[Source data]
• • • • • • •
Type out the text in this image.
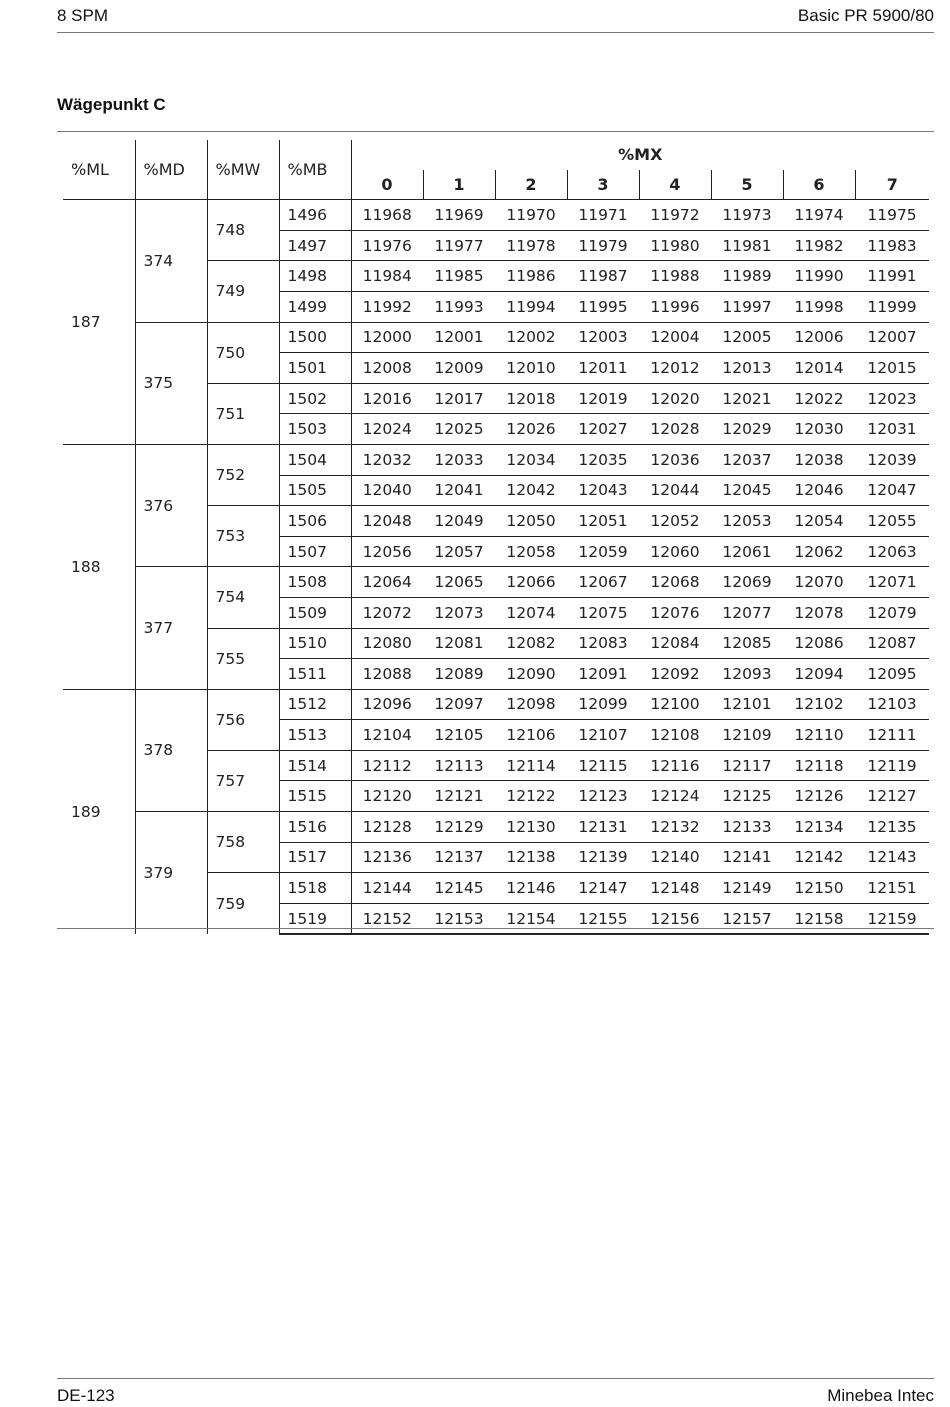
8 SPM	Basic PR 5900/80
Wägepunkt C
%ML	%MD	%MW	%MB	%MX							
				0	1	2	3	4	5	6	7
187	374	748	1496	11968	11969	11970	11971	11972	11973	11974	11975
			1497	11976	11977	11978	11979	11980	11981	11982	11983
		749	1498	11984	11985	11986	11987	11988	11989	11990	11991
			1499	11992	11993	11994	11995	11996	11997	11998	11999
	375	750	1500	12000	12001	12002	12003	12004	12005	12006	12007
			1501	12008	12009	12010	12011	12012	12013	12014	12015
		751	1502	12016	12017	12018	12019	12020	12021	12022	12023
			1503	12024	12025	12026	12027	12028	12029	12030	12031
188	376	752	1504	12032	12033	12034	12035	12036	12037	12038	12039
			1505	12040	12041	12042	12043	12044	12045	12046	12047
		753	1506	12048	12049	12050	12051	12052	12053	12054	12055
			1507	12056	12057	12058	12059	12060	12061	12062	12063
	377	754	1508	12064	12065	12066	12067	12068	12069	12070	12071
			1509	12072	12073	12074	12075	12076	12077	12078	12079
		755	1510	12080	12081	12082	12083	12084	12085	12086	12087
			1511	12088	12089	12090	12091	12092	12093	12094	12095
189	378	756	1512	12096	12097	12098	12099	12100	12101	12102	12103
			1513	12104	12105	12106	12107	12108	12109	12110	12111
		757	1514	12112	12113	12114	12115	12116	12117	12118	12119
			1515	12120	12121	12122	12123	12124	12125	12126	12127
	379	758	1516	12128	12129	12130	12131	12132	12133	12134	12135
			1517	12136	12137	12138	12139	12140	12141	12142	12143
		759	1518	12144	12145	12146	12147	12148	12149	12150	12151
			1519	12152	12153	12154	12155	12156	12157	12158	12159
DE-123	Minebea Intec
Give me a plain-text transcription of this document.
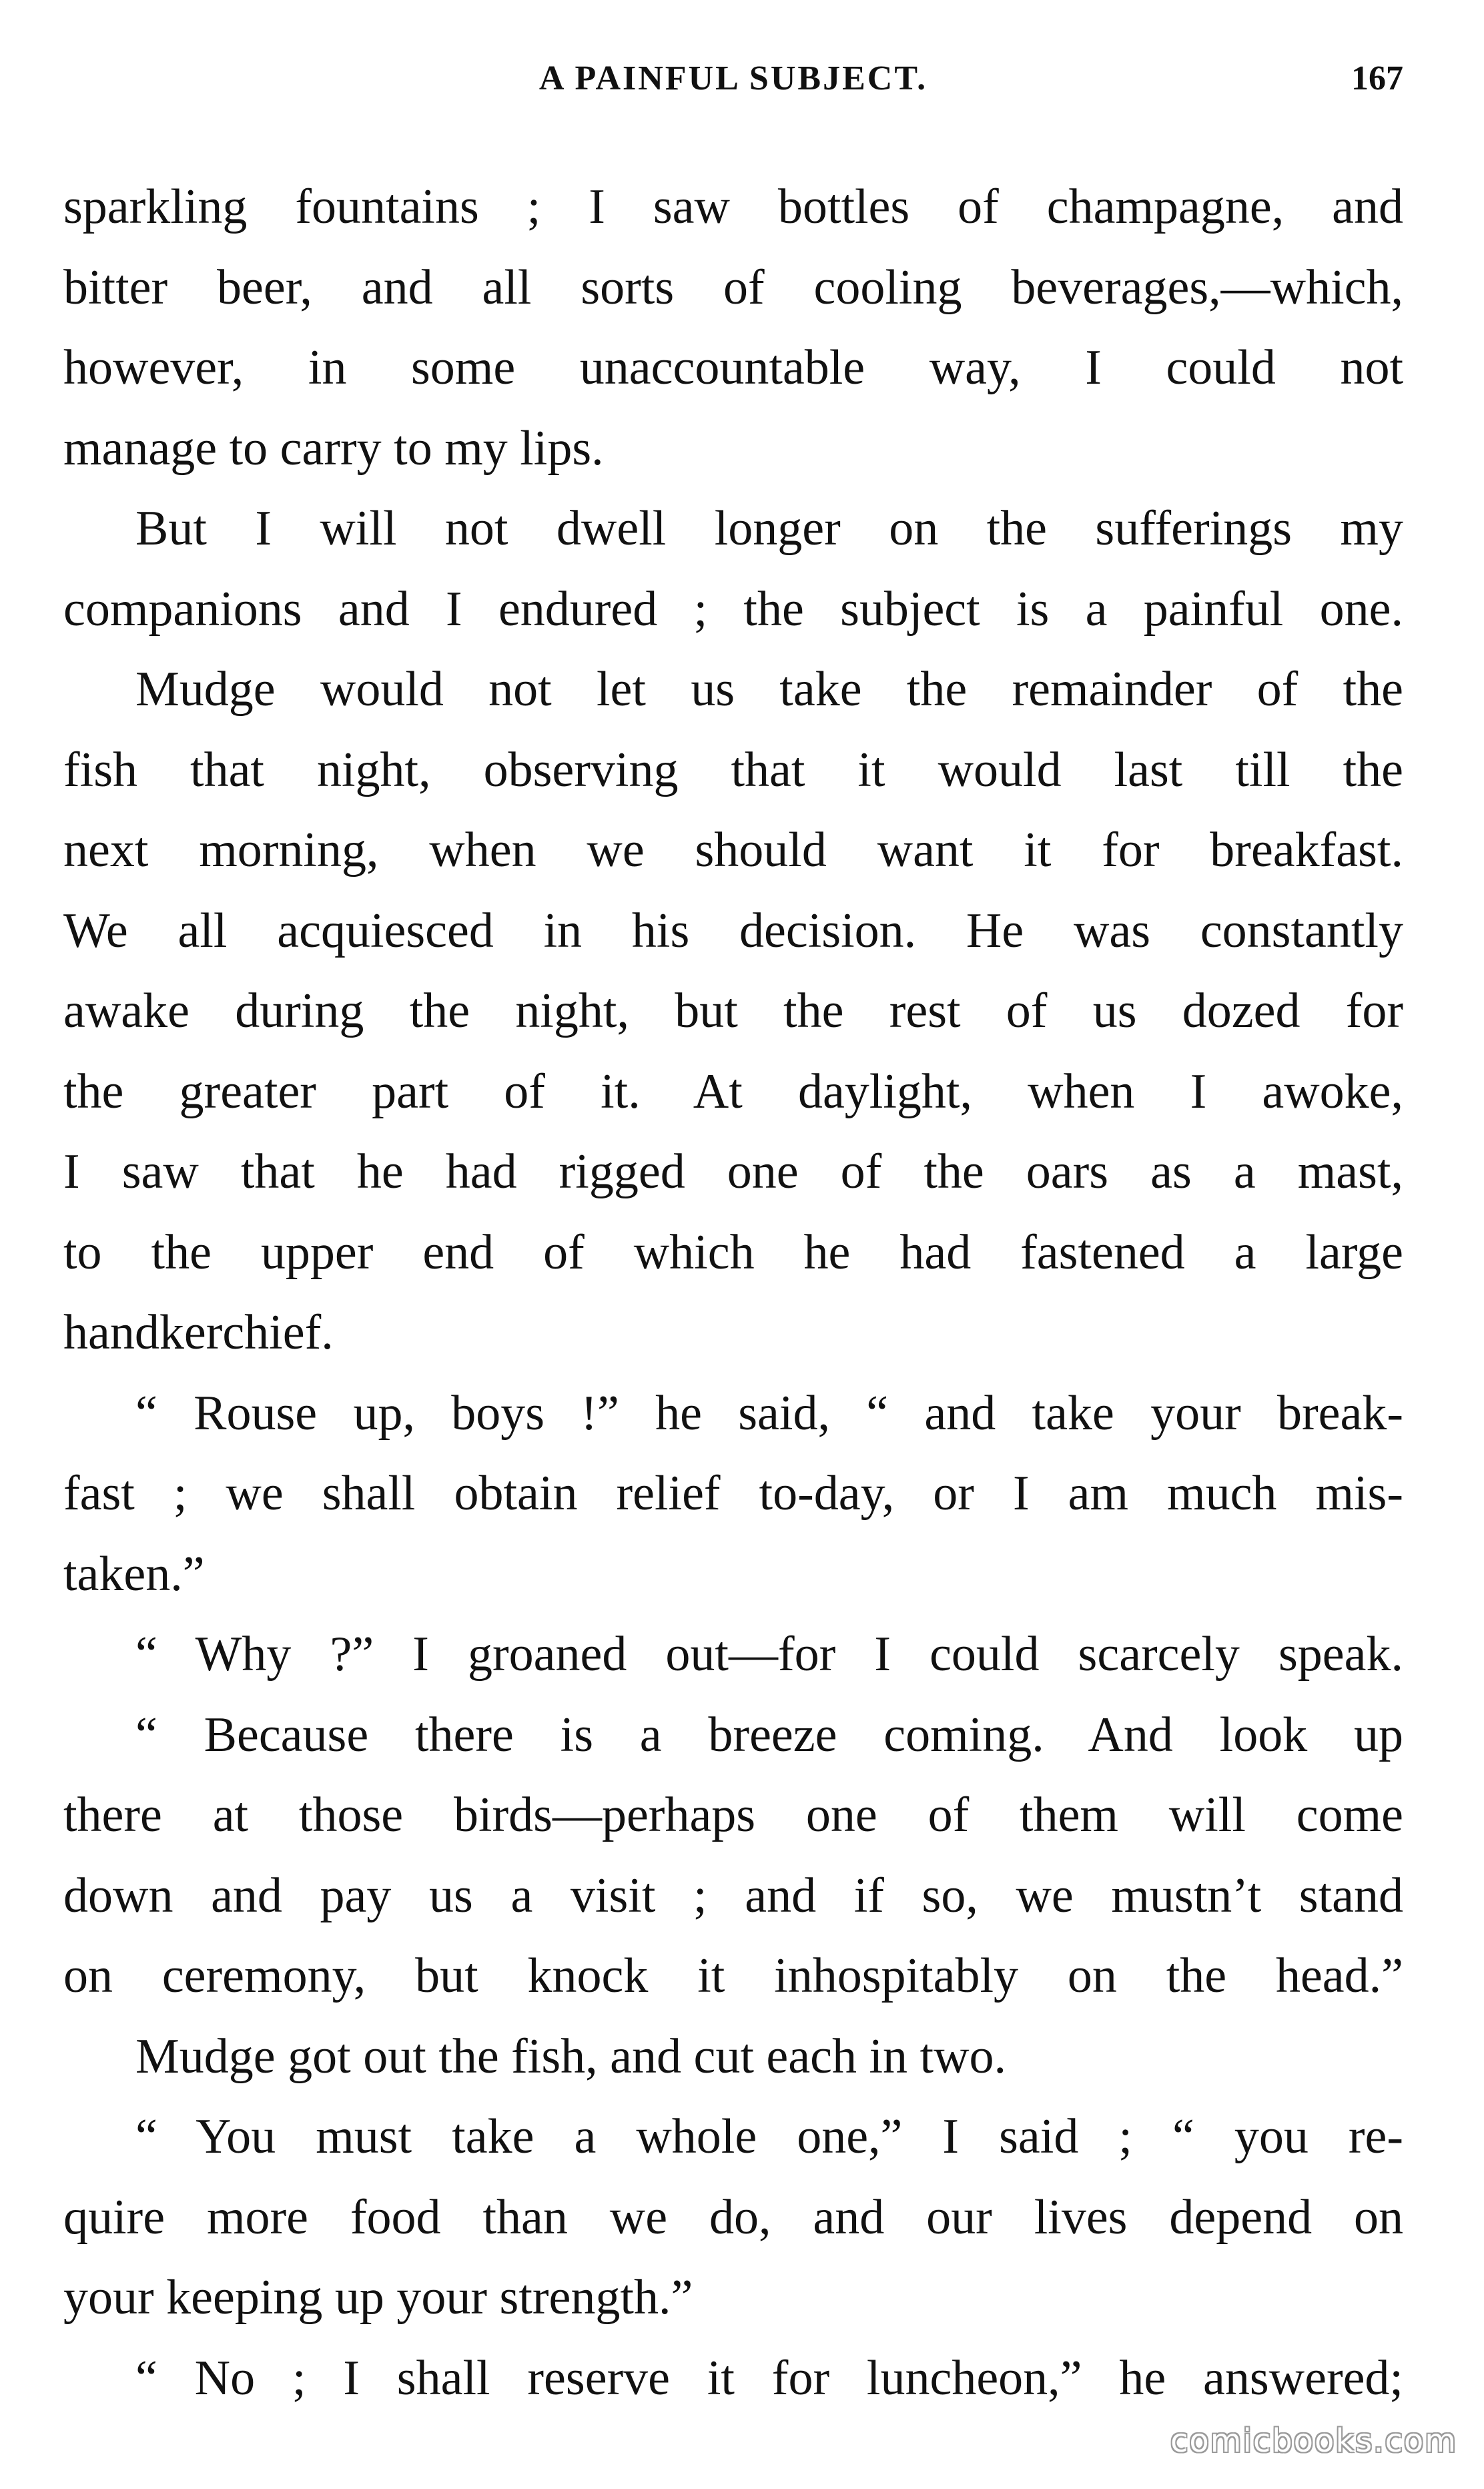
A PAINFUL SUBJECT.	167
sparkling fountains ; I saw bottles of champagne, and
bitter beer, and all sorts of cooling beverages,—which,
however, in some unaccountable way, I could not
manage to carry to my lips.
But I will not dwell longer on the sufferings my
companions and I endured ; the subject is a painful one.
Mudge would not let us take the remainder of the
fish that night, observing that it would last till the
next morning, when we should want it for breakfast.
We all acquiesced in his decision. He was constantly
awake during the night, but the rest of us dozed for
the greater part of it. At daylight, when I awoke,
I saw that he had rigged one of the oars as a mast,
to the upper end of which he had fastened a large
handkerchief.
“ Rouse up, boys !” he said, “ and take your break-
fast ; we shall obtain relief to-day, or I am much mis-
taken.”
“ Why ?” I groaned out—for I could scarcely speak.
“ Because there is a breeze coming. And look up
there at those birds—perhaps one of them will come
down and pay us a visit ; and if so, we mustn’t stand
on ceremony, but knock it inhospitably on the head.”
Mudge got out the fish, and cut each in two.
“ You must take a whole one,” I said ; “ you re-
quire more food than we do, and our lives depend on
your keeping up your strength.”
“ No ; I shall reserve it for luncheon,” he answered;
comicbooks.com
• • • • • • •
WHAT YOU HAVE TO DO
Tally the lines in the records above that contain the word "shall", and give only that number.

THE REPLY
2